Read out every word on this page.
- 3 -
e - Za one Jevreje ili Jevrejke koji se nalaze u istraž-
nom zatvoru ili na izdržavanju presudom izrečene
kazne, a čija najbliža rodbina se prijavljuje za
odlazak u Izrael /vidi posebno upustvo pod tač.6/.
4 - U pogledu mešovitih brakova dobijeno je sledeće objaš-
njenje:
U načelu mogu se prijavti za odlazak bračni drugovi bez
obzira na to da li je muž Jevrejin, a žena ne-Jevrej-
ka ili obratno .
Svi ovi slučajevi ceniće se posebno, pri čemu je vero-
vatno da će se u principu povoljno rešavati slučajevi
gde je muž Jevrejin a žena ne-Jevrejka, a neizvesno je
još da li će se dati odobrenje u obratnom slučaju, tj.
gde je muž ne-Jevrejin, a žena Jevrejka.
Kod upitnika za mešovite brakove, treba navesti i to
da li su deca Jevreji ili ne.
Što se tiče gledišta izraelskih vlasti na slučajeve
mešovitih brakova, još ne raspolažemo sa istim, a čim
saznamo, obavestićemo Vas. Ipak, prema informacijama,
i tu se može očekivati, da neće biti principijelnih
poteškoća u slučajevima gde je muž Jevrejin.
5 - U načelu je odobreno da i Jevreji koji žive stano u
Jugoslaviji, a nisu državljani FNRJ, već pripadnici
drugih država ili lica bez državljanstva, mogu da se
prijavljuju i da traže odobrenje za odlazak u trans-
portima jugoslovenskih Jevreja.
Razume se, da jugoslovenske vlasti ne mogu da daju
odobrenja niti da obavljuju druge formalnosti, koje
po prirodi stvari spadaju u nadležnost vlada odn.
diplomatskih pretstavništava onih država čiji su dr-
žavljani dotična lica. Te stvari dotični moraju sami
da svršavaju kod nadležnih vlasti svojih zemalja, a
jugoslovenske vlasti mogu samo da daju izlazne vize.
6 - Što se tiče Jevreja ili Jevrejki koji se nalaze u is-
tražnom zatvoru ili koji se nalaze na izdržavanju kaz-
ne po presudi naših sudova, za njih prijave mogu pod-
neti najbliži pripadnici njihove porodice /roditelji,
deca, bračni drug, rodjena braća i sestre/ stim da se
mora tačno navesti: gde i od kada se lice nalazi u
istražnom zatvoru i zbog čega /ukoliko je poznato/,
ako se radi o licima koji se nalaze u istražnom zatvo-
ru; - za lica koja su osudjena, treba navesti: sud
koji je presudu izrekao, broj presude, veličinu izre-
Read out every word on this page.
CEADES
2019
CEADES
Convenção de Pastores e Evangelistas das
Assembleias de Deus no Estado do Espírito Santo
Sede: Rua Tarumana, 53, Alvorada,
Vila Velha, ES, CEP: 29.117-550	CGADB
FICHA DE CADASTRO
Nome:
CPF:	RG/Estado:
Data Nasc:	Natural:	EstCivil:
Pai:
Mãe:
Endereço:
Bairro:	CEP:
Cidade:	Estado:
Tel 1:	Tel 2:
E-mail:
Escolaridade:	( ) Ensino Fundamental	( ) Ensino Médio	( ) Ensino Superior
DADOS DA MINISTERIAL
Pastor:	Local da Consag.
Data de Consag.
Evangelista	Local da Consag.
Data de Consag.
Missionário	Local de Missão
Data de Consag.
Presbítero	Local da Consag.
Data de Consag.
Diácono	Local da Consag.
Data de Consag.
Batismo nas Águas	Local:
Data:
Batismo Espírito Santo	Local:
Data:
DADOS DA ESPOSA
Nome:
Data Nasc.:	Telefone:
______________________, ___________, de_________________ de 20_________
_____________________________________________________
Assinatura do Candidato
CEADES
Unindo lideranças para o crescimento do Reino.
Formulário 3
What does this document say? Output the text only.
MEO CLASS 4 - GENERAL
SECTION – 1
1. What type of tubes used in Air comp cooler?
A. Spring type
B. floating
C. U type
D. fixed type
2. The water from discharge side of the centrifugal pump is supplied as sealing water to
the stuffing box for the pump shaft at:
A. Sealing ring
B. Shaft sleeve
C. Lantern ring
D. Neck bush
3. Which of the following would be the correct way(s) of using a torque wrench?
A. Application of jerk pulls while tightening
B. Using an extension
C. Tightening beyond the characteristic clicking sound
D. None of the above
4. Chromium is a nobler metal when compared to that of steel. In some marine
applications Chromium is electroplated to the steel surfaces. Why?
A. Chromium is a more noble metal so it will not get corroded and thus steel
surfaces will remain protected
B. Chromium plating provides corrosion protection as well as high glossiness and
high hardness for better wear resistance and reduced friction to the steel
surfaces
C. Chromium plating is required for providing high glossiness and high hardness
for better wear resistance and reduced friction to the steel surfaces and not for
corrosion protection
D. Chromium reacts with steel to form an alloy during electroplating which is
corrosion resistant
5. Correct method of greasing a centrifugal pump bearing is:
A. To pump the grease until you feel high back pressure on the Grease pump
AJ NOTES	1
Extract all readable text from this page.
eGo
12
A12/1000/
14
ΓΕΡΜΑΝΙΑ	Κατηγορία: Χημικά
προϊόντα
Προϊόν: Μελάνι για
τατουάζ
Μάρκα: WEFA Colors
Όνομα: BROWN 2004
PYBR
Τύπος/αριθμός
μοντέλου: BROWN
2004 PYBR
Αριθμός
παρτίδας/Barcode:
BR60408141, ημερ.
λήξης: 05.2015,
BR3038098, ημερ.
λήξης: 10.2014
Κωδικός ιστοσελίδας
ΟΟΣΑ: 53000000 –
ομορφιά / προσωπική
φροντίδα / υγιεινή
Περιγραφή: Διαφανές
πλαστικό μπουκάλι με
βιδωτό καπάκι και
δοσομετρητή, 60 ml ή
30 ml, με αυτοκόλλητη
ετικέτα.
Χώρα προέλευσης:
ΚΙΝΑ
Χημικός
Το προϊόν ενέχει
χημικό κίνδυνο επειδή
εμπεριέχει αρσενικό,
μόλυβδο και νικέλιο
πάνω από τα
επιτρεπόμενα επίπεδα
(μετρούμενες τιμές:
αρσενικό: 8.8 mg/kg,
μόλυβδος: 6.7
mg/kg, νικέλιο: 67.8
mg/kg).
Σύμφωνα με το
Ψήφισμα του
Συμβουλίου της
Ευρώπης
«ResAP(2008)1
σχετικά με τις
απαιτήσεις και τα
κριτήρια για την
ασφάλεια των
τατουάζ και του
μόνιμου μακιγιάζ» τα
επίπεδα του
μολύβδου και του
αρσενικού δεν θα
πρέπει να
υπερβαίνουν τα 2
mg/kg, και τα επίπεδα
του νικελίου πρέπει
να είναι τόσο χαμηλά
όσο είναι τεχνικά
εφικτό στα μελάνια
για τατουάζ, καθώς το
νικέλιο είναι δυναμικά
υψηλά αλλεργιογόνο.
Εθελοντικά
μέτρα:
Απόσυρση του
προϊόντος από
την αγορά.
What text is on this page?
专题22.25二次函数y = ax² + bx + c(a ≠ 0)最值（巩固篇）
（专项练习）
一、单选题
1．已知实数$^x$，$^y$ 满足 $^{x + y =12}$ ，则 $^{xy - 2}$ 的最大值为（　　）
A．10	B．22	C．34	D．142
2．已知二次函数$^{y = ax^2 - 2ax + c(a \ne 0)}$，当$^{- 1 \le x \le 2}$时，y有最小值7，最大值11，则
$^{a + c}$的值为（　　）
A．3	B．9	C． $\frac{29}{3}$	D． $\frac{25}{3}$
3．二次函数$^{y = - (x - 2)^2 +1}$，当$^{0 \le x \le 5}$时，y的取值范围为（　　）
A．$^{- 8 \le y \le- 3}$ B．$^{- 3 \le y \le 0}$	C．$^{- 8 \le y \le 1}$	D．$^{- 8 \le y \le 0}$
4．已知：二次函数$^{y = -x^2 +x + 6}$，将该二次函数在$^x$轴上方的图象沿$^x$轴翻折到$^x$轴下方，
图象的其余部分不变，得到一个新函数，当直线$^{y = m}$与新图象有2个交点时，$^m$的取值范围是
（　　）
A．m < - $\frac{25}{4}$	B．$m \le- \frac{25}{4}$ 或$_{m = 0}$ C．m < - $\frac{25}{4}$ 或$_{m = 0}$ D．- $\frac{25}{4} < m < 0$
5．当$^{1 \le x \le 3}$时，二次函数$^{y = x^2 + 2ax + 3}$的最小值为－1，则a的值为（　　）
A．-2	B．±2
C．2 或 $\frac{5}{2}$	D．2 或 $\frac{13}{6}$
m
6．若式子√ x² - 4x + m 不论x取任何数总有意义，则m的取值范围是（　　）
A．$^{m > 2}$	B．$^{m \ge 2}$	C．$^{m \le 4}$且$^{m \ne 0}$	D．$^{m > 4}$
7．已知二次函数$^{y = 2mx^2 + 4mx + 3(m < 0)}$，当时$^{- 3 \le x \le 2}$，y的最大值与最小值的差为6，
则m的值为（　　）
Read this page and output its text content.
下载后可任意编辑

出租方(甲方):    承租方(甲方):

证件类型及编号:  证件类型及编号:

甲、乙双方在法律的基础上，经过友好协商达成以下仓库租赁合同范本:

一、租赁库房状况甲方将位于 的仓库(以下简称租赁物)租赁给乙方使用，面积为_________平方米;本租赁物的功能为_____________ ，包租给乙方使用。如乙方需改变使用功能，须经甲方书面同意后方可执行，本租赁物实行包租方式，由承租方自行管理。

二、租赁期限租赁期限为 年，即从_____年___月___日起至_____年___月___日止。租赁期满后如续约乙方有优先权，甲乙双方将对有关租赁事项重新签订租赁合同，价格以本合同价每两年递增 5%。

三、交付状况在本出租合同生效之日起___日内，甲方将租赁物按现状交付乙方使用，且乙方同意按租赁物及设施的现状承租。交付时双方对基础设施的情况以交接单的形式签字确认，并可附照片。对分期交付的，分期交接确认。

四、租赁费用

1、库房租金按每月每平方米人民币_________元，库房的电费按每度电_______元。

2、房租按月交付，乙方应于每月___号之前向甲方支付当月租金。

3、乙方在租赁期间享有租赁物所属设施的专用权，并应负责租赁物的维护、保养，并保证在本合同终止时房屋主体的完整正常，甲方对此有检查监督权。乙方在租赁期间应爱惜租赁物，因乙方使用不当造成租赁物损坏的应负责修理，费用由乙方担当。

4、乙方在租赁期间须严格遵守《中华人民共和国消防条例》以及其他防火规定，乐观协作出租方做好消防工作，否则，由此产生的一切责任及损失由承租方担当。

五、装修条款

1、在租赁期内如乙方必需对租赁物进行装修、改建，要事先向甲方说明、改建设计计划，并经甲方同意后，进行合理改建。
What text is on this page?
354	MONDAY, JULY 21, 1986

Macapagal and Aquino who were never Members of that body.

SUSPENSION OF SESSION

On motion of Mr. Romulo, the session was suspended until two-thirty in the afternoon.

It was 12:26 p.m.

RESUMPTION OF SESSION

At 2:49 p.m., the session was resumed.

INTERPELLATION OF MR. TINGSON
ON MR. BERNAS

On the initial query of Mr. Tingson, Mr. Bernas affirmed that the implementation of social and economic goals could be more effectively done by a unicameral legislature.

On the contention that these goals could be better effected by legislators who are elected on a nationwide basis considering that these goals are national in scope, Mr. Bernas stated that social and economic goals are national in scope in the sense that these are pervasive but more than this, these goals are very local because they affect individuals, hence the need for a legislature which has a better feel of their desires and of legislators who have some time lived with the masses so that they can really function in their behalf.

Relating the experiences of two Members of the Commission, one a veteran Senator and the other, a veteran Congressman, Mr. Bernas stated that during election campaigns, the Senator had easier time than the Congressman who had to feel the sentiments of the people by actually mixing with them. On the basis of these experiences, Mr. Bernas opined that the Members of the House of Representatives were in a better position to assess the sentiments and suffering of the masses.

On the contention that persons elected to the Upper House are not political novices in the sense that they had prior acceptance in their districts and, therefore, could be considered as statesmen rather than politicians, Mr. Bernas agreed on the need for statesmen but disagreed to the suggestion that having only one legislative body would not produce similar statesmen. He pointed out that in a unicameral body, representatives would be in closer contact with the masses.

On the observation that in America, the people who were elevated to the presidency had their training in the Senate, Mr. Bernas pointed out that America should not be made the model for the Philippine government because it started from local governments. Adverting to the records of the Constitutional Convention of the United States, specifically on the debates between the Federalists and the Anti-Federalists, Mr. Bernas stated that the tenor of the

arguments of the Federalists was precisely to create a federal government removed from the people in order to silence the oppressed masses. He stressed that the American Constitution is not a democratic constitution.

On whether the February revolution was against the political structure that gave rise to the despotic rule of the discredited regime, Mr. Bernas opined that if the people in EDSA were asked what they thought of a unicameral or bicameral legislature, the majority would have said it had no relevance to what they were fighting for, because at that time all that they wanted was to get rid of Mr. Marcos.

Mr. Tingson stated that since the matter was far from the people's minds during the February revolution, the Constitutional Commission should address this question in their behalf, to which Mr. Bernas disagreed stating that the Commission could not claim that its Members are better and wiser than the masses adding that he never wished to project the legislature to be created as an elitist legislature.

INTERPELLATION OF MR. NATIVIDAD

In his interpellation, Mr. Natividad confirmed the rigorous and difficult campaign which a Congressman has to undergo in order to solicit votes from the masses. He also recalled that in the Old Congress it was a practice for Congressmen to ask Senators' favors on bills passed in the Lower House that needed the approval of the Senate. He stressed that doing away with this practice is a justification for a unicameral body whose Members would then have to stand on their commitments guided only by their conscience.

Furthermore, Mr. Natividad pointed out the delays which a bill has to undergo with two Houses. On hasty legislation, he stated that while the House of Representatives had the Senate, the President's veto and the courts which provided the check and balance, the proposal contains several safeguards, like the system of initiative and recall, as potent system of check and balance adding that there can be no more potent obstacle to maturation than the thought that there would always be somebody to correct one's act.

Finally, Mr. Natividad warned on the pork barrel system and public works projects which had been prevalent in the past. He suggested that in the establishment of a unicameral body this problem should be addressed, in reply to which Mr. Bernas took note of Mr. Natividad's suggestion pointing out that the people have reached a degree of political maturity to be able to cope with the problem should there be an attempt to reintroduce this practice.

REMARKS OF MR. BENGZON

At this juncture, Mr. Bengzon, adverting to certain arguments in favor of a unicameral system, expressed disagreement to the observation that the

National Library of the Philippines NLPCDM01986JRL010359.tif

· · · · · · ·

• **Problem description**
List every line above that contains the word "jugoslovenske".

• **Result of the exercise**
Razume se, da jugoslovenske vlasti ne mogu da daju
jugoslovenske vlasti mogu samo da daju izlazne vize.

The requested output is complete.